Data excerpts
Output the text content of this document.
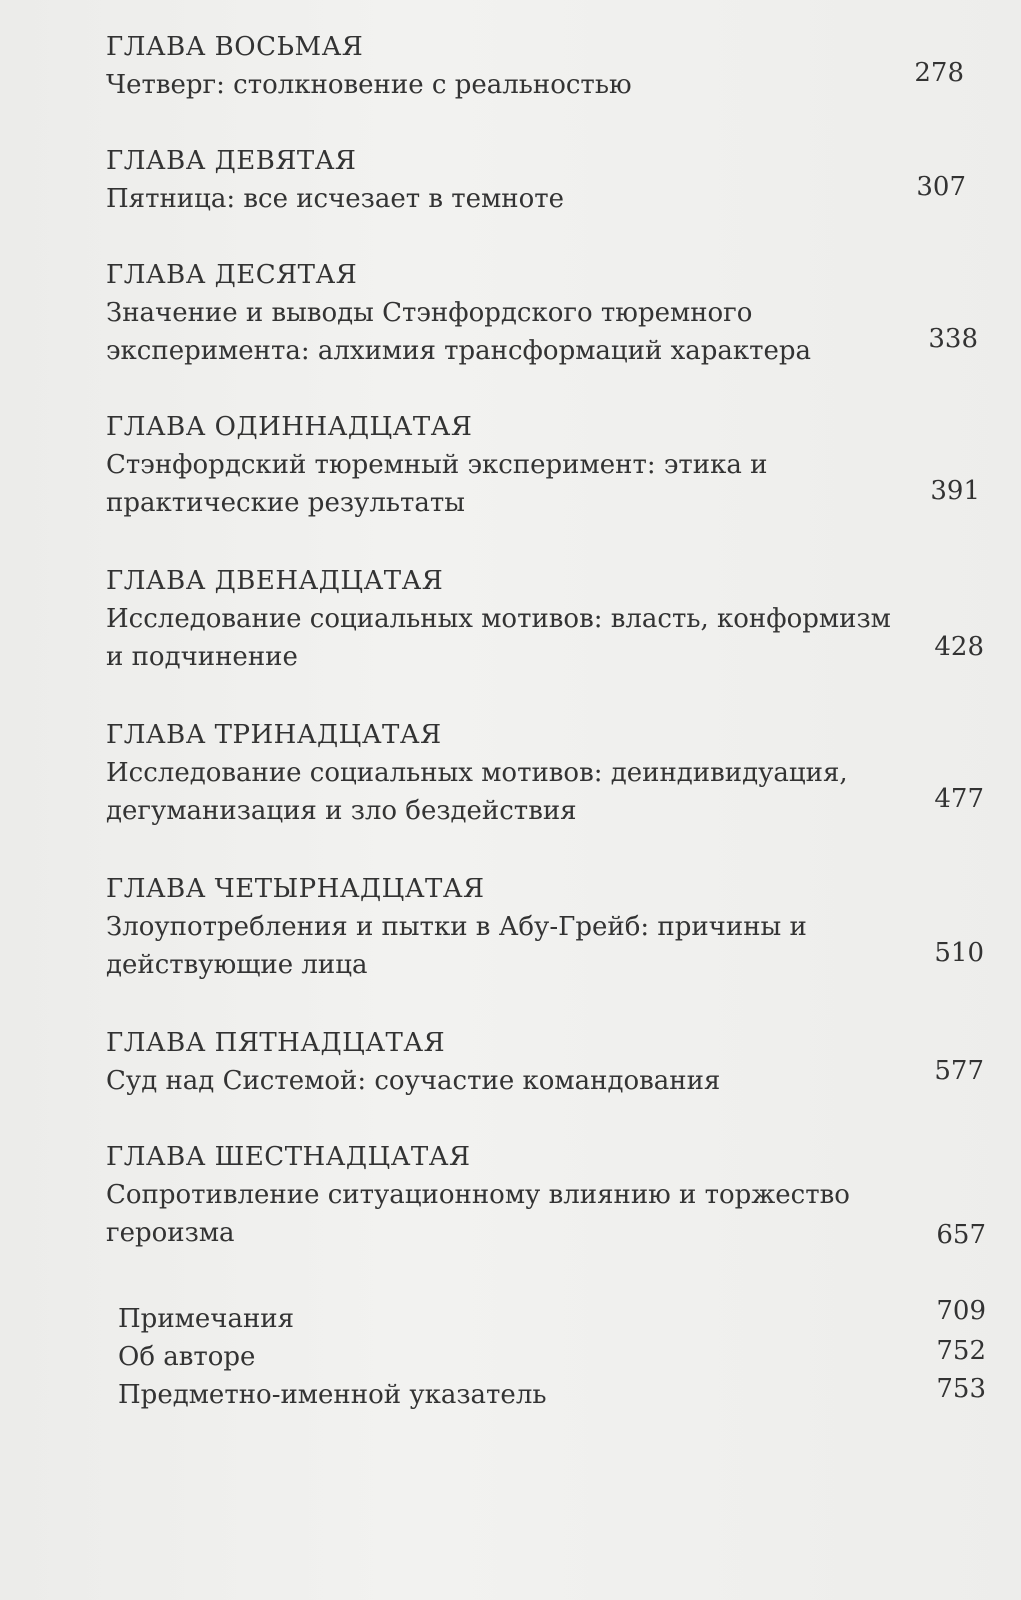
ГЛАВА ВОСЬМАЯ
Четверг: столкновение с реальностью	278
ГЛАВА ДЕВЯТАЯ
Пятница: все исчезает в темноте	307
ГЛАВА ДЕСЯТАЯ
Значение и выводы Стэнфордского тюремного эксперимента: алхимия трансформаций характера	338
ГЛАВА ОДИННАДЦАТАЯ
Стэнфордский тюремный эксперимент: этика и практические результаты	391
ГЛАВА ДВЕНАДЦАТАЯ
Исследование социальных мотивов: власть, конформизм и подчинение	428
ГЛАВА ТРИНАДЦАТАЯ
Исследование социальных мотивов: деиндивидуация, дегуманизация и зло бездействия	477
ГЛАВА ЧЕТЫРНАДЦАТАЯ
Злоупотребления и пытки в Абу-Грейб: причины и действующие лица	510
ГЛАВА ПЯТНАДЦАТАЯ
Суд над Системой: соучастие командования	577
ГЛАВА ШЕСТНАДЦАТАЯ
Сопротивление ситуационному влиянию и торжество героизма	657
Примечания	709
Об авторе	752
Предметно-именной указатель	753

The request
Using the listing above, locate the lines that hold "мотивов" and copy each one.

Problem solution
Исследование социальных мотивов: власть, конформизм и подчинение	428
Исследование социальных мотивов: деиндивидуация, дегуманизация и зло бездействия	477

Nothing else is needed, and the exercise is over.